• [STATED TASK]: Repeat each line exactly as it is written.

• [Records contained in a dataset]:
--- START ---
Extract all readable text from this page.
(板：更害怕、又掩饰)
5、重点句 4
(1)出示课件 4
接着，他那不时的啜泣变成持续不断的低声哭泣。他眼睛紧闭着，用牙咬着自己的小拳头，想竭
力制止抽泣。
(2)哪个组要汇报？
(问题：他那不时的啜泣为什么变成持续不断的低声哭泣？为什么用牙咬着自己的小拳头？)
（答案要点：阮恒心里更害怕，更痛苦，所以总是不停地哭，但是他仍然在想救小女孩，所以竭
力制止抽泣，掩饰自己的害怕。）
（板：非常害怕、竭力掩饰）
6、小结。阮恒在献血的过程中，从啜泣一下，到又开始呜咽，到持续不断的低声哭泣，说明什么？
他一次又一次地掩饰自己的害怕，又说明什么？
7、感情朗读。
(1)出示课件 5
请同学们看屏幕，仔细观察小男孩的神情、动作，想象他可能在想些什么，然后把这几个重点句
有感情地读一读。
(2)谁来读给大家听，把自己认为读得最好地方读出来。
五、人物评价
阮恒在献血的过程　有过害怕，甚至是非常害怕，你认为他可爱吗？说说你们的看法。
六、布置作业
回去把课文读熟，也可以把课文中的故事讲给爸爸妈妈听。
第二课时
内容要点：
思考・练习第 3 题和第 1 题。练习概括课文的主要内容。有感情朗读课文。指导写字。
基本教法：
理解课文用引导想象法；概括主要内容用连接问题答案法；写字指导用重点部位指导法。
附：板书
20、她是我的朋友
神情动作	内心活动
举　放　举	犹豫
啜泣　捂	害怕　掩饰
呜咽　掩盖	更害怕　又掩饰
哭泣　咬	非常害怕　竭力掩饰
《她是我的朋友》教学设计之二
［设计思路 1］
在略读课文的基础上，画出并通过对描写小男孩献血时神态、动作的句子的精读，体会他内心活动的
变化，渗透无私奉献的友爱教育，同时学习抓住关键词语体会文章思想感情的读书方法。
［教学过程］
--- END ---
• [PROBLEM SOLUTION]:
Extract all readable text from this page.
(板：更害怕、又掩饰)
5、重点句 4
(1)出示课件 4
接着，他那不时的啜泣变成持续不断的低声哭泣。他眼睛紧闭着，用牙咬着自己的小拳头，想竭
力制止抽泣。
(2)哪个组要汇报？
(问题：他那不时的啜泣为什么变成持续不断的低声哭泣？为什么用牙咬着自己的小拳头？)
（答案要点：阮恒心里更害怕，更痛苦，所以总是不停地哭，但是他仍然在想救小女孩，所以竭
力制止抽泣，掩饰自己的害怕。）
（板：非常害怕、竭力掩饰）
6、小结。阮恒在献血的过程中，从啜泣一下，到又开始呜咽，到持续不断的低声哭泣，说明什么？
他一次又一次地掩饰自己的害怕，又说明什么？
7、感情朗读。
(1)出示课件 5
请同学们看屏幕，仔细观察小男孩的神情、动作，想象他可能在想些什么，然后把这几个重点句
有感情地读一读。
(2)谁来读给大家听，把自己认为读得最好地方读出来。
五、人物评价
阮恒在献血的过程　有过害怕，甚至是非常害怕，你认为他可爱吗？说说你们的看法。
六、布置作业
回去把课文读熟，也可以把课文中的故事讲给爸爸妈妈听。
第二课时
内容要点：
思考・练习第 3 题和第 1 题。练习概括课文的主要内容。有感情朗读课文。指导写字。
基本教法：
理解课文用引导想象法；概括主要内容用连接问题答案法；写字指导用重点部位指导法。
附：板书
20、她是我的朋友
神情动作	内心活动
举　放　举	犹豫
啜泣　捂	害怕　掩饰
呜咽　掩盖	更害怕　又掩饰
哭泣　咬	非常害怕　竭力掩饰
《她是我的朋友》教学设计之二
［设计思路 1］
在略读课文的基础上，画出并通过对描写小男孩献血时神态、动作的句子的精读，体会他内心活动的
变化，渗透无私奉献的友爱教育，同时学习抓住关键词语体会文章思想感情的读书方法。
［教学过程］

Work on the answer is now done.